■ Exercise
Set the listing down unchanged, minus every embedded image.

Stored items:
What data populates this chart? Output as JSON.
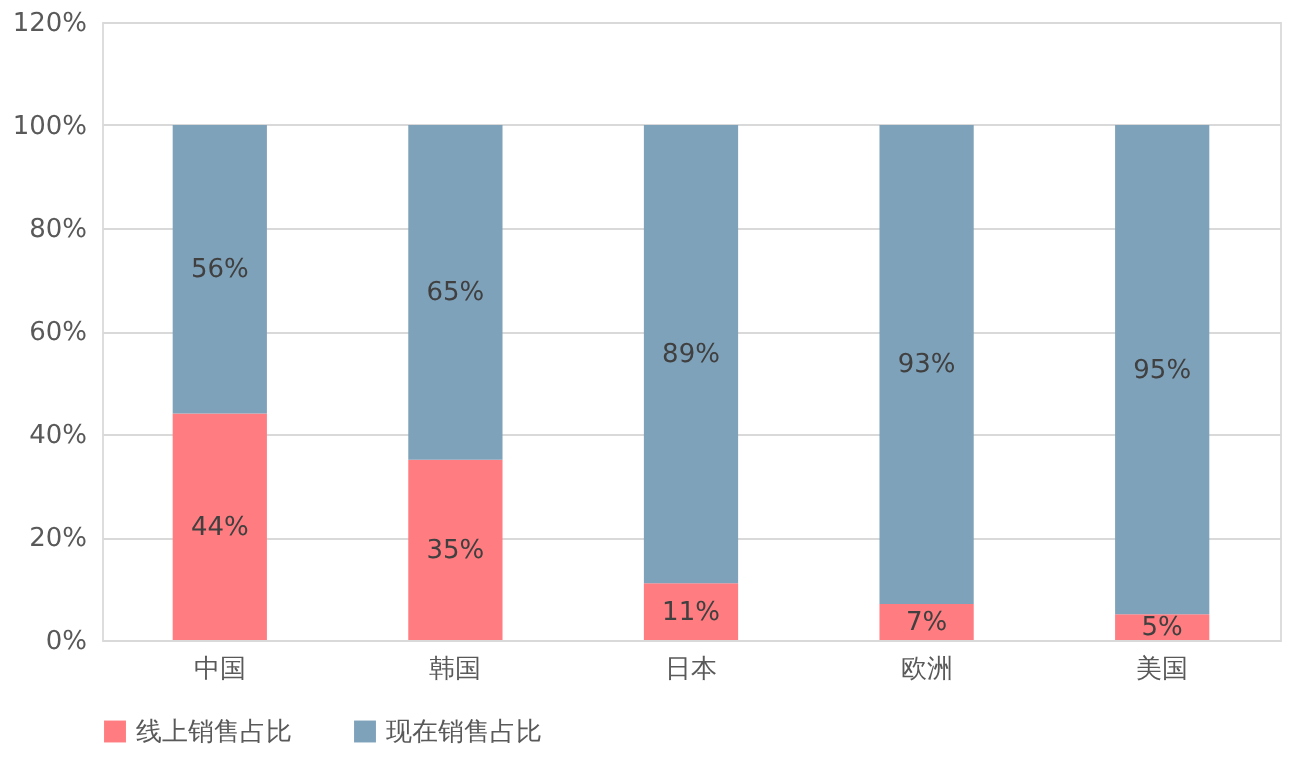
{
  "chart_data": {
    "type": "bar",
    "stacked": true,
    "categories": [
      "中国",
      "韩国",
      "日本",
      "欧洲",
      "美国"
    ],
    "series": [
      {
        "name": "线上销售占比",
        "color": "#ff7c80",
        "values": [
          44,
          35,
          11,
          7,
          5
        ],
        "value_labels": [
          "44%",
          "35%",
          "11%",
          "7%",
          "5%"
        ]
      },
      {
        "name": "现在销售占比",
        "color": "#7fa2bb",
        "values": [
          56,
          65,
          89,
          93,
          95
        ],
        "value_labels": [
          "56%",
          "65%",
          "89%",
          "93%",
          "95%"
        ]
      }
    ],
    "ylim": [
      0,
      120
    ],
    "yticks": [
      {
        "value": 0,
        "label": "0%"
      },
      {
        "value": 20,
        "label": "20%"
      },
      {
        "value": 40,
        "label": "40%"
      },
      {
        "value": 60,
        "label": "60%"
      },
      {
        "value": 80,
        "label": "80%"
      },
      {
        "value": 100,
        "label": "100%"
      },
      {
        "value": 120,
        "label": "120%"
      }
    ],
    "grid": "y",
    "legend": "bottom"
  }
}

■ Problem solution
What data populates this chart? Output as JSON.
{
  "chart_data": {
    "type": "bar",
    "stacked": true,
    "categories": [
      "中国",
      "韩国",
      "日本",
      "欧洲",
      "美国"
    ],
    "series": [
      {
        "name": "线上销售占比",
        "color": "#ff7c80",
        "values": [
          44,
          35,
          11,
          7,
          5
        ],
        "value_labels": [
          "44%",
          "35%",
          "11%",
          "7%",
          "5%"
        ]
      },
      {
        "name": "现在销售占比",
        "color": "#7fa2bb",
        "values": [
          56,
          65,
          89,
          93,
          95
        ],
        "value_labels": [
          "56%",
          "65%",
          "89%",
          "93%",
          "95%"
        ]
      }
    ],
    "ylim": [
      0,
      120
    ],
    "yticks": [
      {
        "value": 0,
        "label": "0%"
      },
      {
        "value": 20,
        "label": "20%"
      },
      {
        "value": 40,
        "label": "40%"
      },
      {
        "value": 60,
        "label": "60%"
      },
      {
        "value": 80,
        "label": "80%"
      },
      {
        "value": 100,
        "label": "100%"
      },
      {
        "value": 120,
        "label": "120%"
      }
    ],
    "grid": "y",
    "legend": "bottom"
  }
}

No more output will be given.